• [Your goal]:
Retype the whole listing verbatim and keep the pictures out of it.
━━━━
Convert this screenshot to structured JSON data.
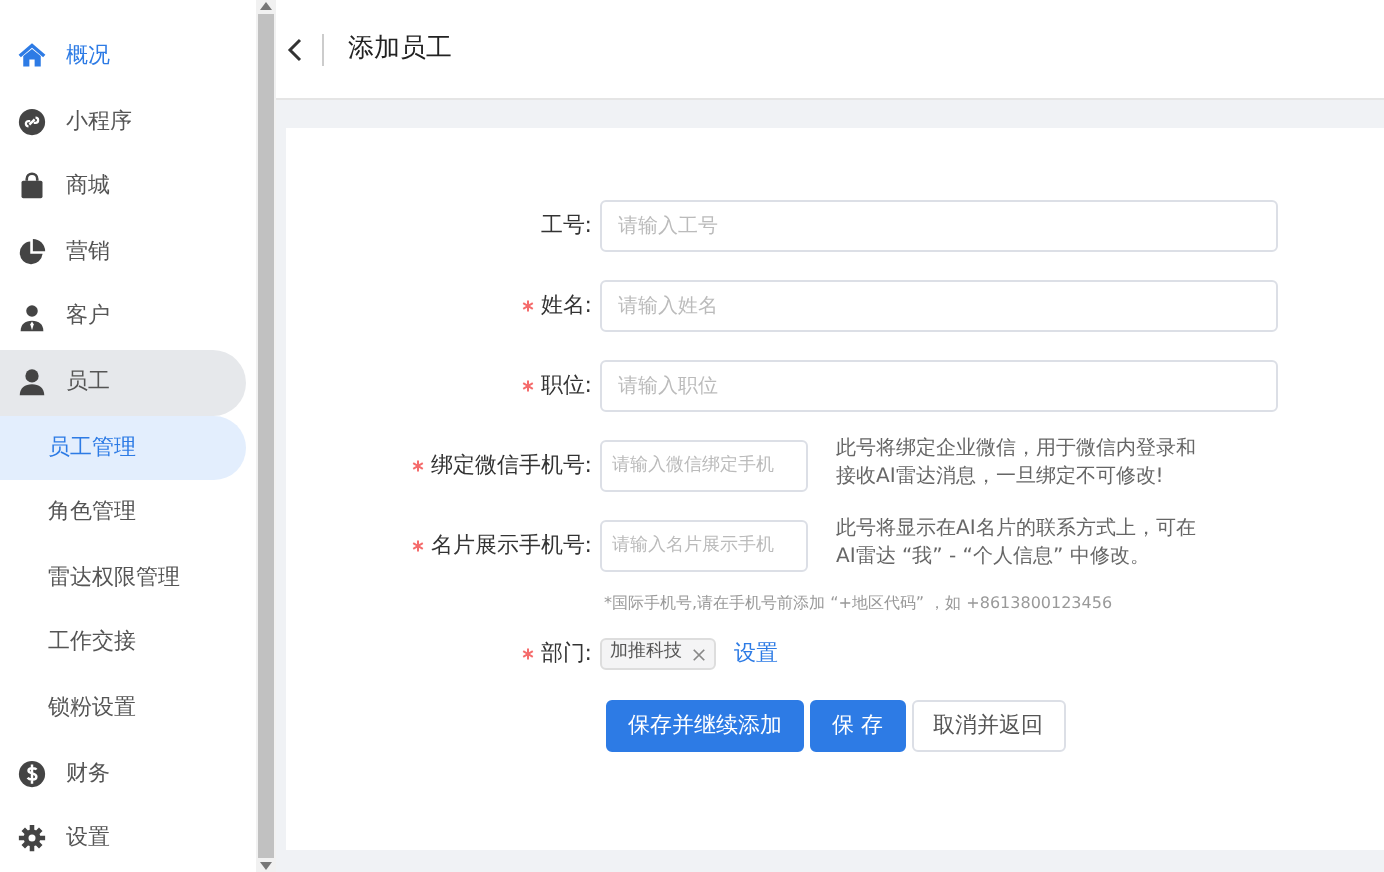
{
  "sidebar": {
    "items": [
      {
        "label": "概况",
        "selected": true,
        "expanded": false
      },
      {
        "label": "小程序",
        "selected": false,
        "expanded": false
      },
      {
        "label": "商城",
        "selected": false,
        "expanded": false
      },
      {
        "label": "营销",
        "selected": false,
        "expanded": false
      },
      {
        "label": "客户",
        "selected": false,
        "expanded": false
      },
      {
        "label": "员工",
        "selected": false,
        "expanded": true,
        "children": [
          {
            "label": "员工管理",
            "selected": true
          },
          {
            "label": "角色管理",
            "selected": false
          },
          {
            "label": "雷达权限管理",
            "selected": false
          },
          {
            "label": "工作交接",
            "selected": false
          },
          {
            "label": "锁粉设置",
            "selected": false
          }
        ]
      },
      {
        "label": "财务",
        "selected": false,
        "expanded": false
      },
      {
        "label": "设置",
        "selected": false,
        "expanded": false
      }
    ]
  },
  "header": {
    "title": "添加员工"
  },
  "form": {
    "fields": [
      {
        "kind": "text",
        "label": "工号:",
        "required": false,
        "placeholder": "请输入工号"
      },
      {
        "kind": "text",
        "label": "姓名:",
        "required": true,
        "placeholder": "请输入姓名"
      },
      {
        "kind": "text",
        "label": "职位:",
        "required": true,
        "placeholder": "请输入职位"
      },
      {
        "kind": "phone",
        "label": "绑定微信手机号:",
        "required": true,
        "placeholder": "请输入微信绑定手机",
        "hint": "此号将绑定企业微信，用于微信内登录和接收AI雷达消息，一旦绑定不可修改!"
      },
      {
        "kind": "phone",
        "label": "名片展示手机号:",
        "required": true,
        "placeholder": "请输入名片展示手机",
        "hint": "此号将显示在AI名片的联系方式上，可在AI雷达 “我” - “个人信息” 中修改。"
      }
    ],
    "note": "*国际手机号,请在手机号前添加 “+地区代码” ，如 +8613800123456",
    "department": {
      "label": "部门:",
      "required": true,
      "tags": [
        {
          "label": "加推科技"
        }
      ],
      "link": "设置"
    },
    "buttons": [
      {
        "label": "保存并继续添加",
        "kind": "primary"
      },
      {
        "label": "保 存",
        "kind": "primary"
      },
      {
        "label": "取消并返回",
        "kind": "secondary"
      }
    ]
  }
}
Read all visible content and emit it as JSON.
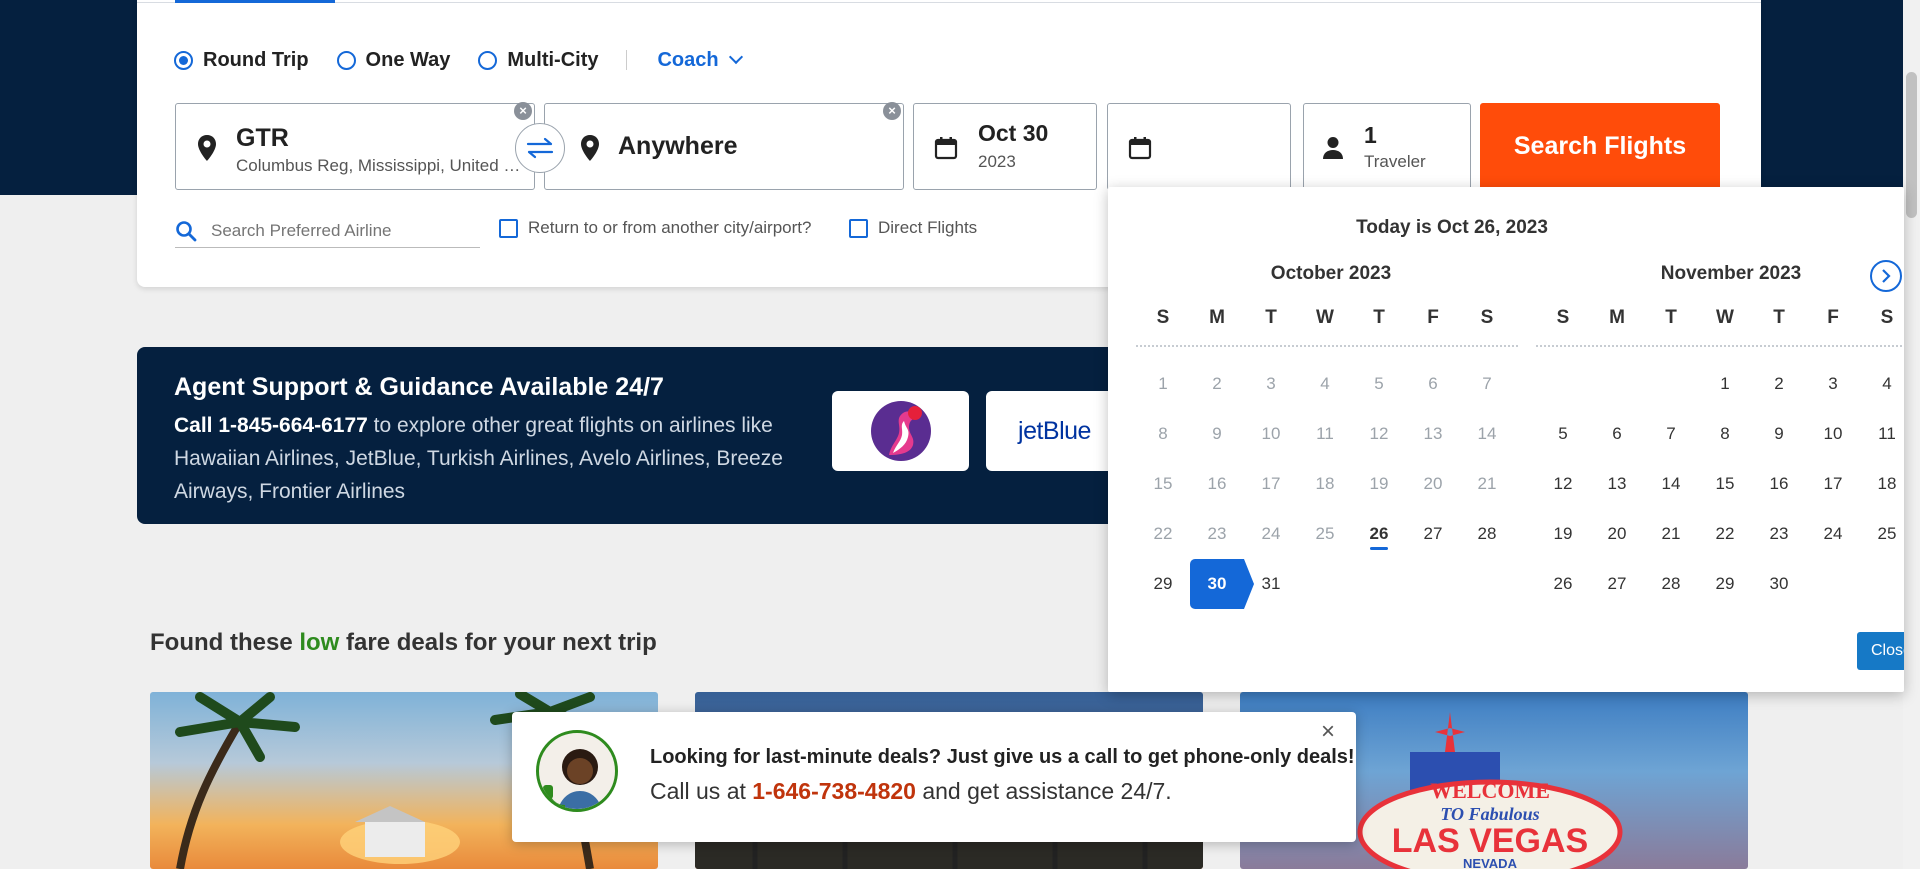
{
  "search": {
    "trip_types": [
      {
        "label": "Round Trip",
        "selected": true
      },
      {
        "label": "One Way",
        "selected": false
      },
      {
        "label": "Multi-City",
        "selected": false
      }
    ],
    "cabin": "Coach",
    "from": {
      "code": "GTR",
      "subtitle": "Columbus Reg, Mississippi, United States"
    },
    "to": {
      "value": "Anywhere"
    },
    "depart": {
      "date": "Oct 30",
      "year": "2023"
    },
    "travelers": {
      "count": "1",
      "label": "Traveler"
    },
    "search_button": "Search Flights",
    "airline_placeholder": "Search Preferred Airline",
    "return_other_label": "Return to or from another city/airport?",
    "direct_label": "Direct Flights"
  },
  "banner": {
    "title": "Agent Support & Guidance Available 24/7",
    "call_prefix": "Call 1-845-664-6177",
    "body": " to explore other great flights on airlines like Hawaiian Airlines, JetBlue, Turkish Airlines, Avelo Airlines, Breeze Airways, Frontier Airlines",
    "logos": [
      "hawaiian-airlines",
      "jetBlue"
    ],
    "jetblue_text": "jetBlue"
  },
  "deals": {
    "title_pre": "Found these ",
    "title_low": "low",
    "title_post": " fare deals for your next trip",
    "vegas_sign": {
      "welcome": "WELCOME",
      "to": "TO Fabulous",
      "city": "LAS VEGAS",
      "state": "NEVADA"
    }
  },
  "popup": {
    "title": "Looking for last-minute deals? Just give us a call to get phone-only deals!",
    "text_pre": "Call us at ",
    "phone": "1-646-738-4820",
    "text_post": " and get assistance 24/7."
  },
  "calendar": {
    "today_text": "Today is Oct 26, 2023",
    "dow": [
      "S",
      "M",
      "T",
      "W",
      "T",
      "F",
      "S"
    ],
    "months": [
      {
        "title": "October 2023",
        "first_weekday": 0,
        "days": 31,
        "past_until": 25,
        "today": 26,
        "selected": 30
      },
      {
        "title": "November 2023",
        "first_weekday": 3,
        "days": 30,
        "past_until": 0,
        "today": null,
        "selected": null
      }
    ],
    "close_label": "Close"
  },
  "colors": {
    "navy": "#05203f",
    "accent_blue": "#1468d8",
    "search_orange": "#ff4c0a",
    "low_green": "#2e8b1e",
    "phone_red": "#c0340c"
  }
}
━━━━
• [Solution]:
Convert this screenshot to structured JSON data.
{
  "sidebar": {
    "items": [
      {
        "label": "概况",
        "selected": true,
        "expanded": false
      },
      {
        "label": "小程序",
        "selected": false,
        "expanded": false
      },
      {
        "label": "商城",
        "selected": false,
        "expanded": false
      },
      {
        "label": "营销",
        "selected": false,
        "expanded": false
      },
      {
        "label": "客户",
        "selected": false,
        "expanded": false
      },
      {
        "label": "员工",
        "selected": false,
        "expanded": true,
        "children": [
          {
            "label": "员工管理",
            "selected": true
          },
          {
            "label": "角色管理",
            "selected": false
          },
          {
            "label": "雷达权限管理",
            "selected": false
          },
          {
            "label": "工作交接",
            "selected": false
          },
          {
            "label": "锁粉设置",
            "selected": false
          }
        ]
      },
      {
        "label": "财务",
        "selected": false,
        "expanded": false
      },
      {
        "label": "设置",
        "selected": false,
        "expanded": false
      }
    ]
  },
  "header": {
    "title": "添加员工"
  },
  "form": {
    "fields": [
      {
        "kind": "text",
        "label": "工号:",
        "required": false,
        "placeholder": "请输入工号"
      },
      {
        "kind": "text",
        "label": "姓名:",
        "required": true,
        "placeholder": "请输入姓名"
      },
      {
        "kind": "text",
        "label": "职位:",
        "required": true,
        "placeholder": "请输入职位"
      },
      {
        "kind": "phone",
        "label": "绑定微信手机号:",
        "required": true,
        "placeholder": "请输入微信绑定手机",
        "hint": "此号将绑定企业微信，用于微信内登录和接收AI雷达消息，一旦绑定不可修改!"
      },
      {
        "kind": "phone",
        "label": "名片展示手机号:",
        "required": true,
        "placeholder": "请输入名片展示手机",
        "hint": "此号将显示在AI名片的联系方式上，可在AI雷达 “我” - “个人信息” 中修改。"
      }
    ],
    "note": "*国际手机号,请在手机号前添加 “+地区代码” ，如 +8613800123456",
    "department": {
      "label": "部门:",
      "required": true,
      "tags": [
        {
          "label": "加推科技"
        }
      ],
      "link": "设置"
    },
    "buttons": [
      {
        "label": "保存并继续添加",
        "kind": "primary"
      },
      {
        "label": "保 存",
        "kind": "primary"
      },
      {
        "label": "取消并返回",
        "kind": "secondary"
      }
    ]
  }
}
Read all visible content and emit it as JSON.
{
  "search": {
    "trip_types": [
      {
        "label": "Round Trip",
        "selected": true
      },
      {
        "label": "One Way",
        "selected": false
      },
      {
        "label": "Multi-City",
        "selected": false
      }
    ],
    "cabin": "Coach",
    "from": {
      "code": "GTR",
      "subtitle": "Columbus Reg, Mississippi, United States"
    },
    "to": {
      "value": "Anywhere"
    },
    "depart": {
      "date": "Oct 30",
      "year": "2023"
    },
    "travelers": {
      "count": "1",
      "label": "Traveler"
    },
    "search_button": "Search Flights",
    "airline_placeholder": "Search Preferred Airline",
    "return_other_label": "Return to or from another city/airport?",
    "direct_label": "Direct Flights"
  },
  "banner": {
    "title": "Agent Support & Guidance Available 24/7",
    "call_prefix": "Call 1-845-664-6177",
    "body": " to explore other great flights on airlines like Hawaiian Airlines, JetBlue, Turkish Airlines, Avelo Airlines, Breeze Airways, Frontier Airlines",
    "logos": [
      "hawaiian-airlines",
      "jetBlue"
    ],
    "jetblue_text": "jetBlue"
  },
  "deals": {
    "title_pre": "Found these ",
    "title_low": "low",
    "title_post": " fare deals for your next trip",
    "vegas_sign": {
      "welcome": "WELCOME",
      "to": "TO Fabulous",
      "city": "LAS VEGAS",
      "state": "NEVADA"
    }
  },
  "popup": {
    "title": "Looking for last-minute deals? Just give us a call to get phone-only deals!",
    "text_pre": "Call us at ",
    "phone": "1-646-738-4820",
    "text_post": " and get assistance 24/7."
  },
  "calendar": {
    "today_text": "Today is Oct 26, 2023",
    "dow": [
      "S",
      "M",
      "T",
      "W",
      "T",
      "F",
      "S"
    ],
    "months": [
      {
        "title": "October 2023",
        "first_weekday": 0,
        "days": 31,
        "past_until": 25,
        "today": 26,
        "selected": 30
      },
      {
        "title": "November 2023",
        "first_weekday": 3,
        "days": 30,
        "past_until": 0,
        "today": null,
        "selected": null
      }
    ],
    "close_label": "Close"
  },
  "colors": {
    "navy": "#05203f",
    "accent_blue": "#1468d8",
    "search_orange": "#ff4c0a",
    "low_green": "#2e8b1e",
    "phone_red": "#c0340c"
  }
}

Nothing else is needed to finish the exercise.